> WORK TO BE COMPLETED: Pull every line containing "Prior" from the entries.
## BEGIN RECORDS PROVIDED
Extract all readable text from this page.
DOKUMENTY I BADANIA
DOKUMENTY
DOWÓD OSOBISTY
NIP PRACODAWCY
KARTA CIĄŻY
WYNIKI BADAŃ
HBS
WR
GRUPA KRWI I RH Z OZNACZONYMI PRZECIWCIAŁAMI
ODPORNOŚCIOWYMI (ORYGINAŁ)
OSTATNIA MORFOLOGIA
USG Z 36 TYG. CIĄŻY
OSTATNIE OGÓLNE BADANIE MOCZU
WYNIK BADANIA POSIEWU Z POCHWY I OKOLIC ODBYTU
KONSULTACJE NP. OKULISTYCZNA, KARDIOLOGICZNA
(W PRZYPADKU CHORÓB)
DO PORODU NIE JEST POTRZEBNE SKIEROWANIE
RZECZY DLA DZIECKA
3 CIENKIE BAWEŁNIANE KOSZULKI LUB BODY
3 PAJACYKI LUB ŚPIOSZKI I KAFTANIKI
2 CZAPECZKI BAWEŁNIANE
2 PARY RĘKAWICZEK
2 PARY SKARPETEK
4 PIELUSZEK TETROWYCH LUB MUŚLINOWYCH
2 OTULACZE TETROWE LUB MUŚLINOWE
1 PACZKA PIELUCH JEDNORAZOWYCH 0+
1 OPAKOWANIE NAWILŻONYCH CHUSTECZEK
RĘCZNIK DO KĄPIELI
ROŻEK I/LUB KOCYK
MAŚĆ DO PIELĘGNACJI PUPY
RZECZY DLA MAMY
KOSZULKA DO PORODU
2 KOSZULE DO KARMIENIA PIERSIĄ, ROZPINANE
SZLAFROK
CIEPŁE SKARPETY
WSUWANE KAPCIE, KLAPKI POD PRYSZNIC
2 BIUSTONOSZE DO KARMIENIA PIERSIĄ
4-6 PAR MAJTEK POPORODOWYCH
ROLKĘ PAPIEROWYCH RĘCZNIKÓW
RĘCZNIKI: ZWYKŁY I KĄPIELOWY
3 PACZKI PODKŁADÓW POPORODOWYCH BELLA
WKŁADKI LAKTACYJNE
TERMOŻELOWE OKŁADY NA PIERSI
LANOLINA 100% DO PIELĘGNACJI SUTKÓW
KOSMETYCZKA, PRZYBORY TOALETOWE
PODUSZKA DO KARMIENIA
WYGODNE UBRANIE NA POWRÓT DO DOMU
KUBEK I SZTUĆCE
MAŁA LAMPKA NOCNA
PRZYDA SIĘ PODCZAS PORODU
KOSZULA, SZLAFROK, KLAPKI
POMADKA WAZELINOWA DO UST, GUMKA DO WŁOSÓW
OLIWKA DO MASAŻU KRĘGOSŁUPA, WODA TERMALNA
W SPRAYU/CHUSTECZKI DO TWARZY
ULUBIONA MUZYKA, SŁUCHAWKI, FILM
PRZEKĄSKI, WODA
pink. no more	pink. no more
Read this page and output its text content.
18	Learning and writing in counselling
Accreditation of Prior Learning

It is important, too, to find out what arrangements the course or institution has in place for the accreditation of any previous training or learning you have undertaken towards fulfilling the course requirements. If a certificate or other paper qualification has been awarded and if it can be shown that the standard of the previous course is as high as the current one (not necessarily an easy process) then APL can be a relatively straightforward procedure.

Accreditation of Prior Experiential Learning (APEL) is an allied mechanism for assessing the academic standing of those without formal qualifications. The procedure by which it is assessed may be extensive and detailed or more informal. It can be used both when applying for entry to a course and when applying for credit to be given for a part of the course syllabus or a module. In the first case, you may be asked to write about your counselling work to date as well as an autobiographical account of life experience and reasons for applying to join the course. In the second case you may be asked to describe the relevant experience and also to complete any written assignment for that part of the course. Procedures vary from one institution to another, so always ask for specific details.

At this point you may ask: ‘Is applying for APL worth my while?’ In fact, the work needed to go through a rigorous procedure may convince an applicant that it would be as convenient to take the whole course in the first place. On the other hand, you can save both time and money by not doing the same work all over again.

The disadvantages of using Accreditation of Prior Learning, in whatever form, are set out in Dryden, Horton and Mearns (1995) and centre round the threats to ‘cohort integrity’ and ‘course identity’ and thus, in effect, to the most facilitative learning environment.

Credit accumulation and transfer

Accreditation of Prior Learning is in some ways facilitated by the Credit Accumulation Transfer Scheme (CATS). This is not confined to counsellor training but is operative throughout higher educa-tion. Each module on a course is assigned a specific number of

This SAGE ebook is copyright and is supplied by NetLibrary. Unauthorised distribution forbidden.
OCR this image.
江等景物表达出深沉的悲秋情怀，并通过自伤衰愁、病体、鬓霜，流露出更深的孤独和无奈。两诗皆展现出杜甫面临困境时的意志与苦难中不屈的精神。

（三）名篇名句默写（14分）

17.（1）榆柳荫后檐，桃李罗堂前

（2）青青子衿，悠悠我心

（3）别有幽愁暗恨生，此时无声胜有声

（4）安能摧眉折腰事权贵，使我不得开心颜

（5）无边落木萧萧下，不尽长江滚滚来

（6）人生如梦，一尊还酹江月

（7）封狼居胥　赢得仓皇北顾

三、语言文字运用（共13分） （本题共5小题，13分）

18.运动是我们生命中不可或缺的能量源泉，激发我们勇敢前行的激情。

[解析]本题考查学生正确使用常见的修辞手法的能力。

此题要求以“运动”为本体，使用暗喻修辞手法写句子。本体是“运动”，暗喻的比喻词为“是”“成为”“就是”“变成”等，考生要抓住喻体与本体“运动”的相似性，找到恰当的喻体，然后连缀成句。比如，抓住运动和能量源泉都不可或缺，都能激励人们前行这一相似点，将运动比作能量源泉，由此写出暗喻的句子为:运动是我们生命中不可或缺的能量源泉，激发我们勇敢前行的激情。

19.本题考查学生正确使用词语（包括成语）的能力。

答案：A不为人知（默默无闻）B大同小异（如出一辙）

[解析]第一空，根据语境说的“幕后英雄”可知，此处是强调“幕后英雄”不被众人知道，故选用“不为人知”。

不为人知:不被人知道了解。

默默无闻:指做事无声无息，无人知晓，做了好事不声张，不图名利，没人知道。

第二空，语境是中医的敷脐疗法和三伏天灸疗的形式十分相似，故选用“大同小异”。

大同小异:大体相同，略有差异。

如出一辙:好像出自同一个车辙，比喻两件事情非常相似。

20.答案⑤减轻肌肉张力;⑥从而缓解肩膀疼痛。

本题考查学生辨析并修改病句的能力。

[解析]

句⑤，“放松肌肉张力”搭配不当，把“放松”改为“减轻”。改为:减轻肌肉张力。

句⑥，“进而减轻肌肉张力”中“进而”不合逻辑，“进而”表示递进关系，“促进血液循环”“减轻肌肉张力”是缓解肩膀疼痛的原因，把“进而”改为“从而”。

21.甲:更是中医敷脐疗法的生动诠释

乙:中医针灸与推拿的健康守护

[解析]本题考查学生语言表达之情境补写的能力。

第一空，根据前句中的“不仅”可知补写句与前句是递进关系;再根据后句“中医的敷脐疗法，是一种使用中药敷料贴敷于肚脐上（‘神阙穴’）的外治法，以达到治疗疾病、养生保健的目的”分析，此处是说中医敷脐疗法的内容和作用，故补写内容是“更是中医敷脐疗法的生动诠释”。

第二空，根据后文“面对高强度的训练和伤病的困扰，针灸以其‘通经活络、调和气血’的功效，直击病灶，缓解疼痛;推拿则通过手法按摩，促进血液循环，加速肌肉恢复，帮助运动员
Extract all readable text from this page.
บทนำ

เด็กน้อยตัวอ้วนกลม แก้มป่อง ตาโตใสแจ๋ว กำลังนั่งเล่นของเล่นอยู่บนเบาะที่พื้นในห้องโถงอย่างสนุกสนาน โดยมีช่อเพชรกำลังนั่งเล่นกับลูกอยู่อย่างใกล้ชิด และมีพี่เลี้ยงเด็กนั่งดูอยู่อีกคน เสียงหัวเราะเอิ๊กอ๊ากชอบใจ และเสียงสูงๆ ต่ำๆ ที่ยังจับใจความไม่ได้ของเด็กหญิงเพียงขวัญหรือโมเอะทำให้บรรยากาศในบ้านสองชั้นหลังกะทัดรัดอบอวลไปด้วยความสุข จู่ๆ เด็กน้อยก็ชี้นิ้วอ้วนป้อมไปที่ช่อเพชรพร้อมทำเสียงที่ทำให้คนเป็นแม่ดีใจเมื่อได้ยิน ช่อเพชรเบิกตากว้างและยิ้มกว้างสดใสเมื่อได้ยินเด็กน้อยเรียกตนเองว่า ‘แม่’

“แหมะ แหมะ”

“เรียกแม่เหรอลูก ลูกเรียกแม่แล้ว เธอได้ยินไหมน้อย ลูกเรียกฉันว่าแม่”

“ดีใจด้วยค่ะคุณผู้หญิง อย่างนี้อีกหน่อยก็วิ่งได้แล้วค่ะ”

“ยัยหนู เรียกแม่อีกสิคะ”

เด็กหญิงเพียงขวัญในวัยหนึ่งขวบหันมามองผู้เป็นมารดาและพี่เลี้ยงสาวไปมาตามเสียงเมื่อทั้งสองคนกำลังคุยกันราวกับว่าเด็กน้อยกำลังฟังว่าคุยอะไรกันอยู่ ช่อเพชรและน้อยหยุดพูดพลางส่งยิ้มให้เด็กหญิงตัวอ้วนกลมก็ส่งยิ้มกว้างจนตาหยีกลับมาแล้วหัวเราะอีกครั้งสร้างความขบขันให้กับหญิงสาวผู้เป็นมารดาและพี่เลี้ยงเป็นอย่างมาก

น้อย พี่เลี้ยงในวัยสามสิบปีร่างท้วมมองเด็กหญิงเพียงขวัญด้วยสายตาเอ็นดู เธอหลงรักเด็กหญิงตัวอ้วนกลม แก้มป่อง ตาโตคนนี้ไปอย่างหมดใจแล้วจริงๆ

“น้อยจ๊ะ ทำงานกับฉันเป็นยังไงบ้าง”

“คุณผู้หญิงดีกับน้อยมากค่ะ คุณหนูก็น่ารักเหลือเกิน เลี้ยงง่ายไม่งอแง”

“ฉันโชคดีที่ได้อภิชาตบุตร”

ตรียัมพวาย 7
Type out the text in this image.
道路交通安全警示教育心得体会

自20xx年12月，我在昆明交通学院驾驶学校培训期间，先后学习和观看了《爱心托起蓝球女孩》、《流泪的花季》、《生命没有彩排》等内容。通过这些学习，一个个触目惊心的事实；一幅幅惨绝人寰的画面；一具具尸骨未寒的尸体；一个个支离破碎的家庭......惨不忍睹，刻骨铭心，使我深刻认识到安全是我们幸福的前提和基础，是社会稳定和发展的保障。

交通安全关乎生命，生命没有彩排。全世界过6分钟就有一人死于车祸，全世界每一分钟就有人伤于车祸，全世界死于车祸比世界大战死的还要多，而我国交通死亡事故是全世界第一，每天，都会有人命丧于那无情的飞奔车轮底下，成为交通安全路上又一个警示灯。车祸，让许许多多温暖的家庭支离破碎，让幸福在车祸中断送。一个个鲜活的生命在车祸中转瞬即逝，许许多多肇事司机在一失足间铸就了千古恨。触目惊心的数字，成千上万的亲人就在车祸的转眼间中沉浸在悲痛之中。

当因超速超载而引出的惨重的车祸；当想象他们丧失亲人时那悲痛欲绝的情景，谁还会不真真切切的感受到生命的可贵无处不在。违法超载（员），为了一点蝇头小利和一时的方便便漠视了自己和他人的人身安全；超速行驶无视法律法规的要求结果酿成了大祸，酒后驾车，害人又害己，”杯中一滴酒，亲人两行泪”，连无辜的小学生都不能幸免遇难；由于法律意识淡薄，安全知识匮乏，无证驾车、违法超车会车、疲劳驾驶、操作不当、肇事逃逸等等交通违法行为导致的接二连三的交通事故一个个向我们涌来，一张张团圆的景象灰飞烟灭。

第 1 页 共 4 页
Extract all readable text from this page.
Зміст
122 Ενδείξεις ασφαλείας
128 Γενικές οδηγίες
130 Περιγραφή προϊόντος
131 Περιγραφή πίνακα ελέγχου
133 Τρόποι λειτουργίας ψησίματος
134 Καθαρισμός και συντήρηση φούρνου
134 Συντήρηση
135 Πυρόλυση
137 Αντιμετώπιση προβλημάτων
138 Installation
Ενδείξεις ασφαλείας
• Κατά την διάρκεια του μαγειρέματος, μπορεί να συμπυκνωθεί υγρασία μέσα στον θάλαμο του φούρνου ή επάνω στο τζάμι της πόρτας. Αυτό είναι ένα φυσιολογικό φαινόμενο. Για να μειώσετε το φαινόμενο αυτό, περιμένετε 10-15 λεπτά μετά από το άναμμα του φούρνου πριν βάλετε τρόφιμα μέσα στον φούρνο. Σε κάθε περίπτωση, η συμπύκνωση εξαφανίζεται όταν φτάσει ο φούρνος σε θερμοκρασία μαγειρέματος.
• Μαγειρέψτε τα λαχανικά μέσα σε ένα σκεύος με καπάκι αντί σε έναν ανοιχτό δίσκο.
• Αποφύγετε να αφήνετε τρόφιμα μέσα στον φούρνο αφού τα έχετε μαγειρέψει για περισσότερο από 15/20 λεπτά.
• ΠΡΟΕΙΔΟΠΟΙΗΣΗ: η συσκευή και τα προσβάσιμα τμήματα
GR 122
## END RECORDS PROVIDED
> EXERCISE SOLUTION:
Accreditation of Prior Learning
Accreditation of Prior Experiential Learning (APEL) is an allied mechanism for assessing the academic standing of those without formal qualifications. The procedure by which it is assessed may be extensive and detailed or more informal. It can be used both when applying for entry to a course and when applying for credit to be given for a part of the course syllabus or a module. In the first case, you may be asked to write about your counselling work to date as well as an autobiographical account of life experience and reasons for applying to join the course. In the second case you may be asked to describe the relevant experience and also to complete any written assignment for that part of the course. Procedures vary from one institution to another, so always ask for specific details.
The disadvantages of using Accreditation of Prior Learning, in whatever form, are set out in Dryden, Horton and Mearns (1995) and centre round the threats to ‘cohort integrity’ and ‘course identity’ and thus, in effect, to the most facilitative learning environment.
Accreditation of Prior Learning is in some ways facilitated by the Credit Accumulation Transfer Scheme (CATS). This is not confined to counsellor training but is operative throughout higher educa-tion. Each module on a course is assigned a specific number of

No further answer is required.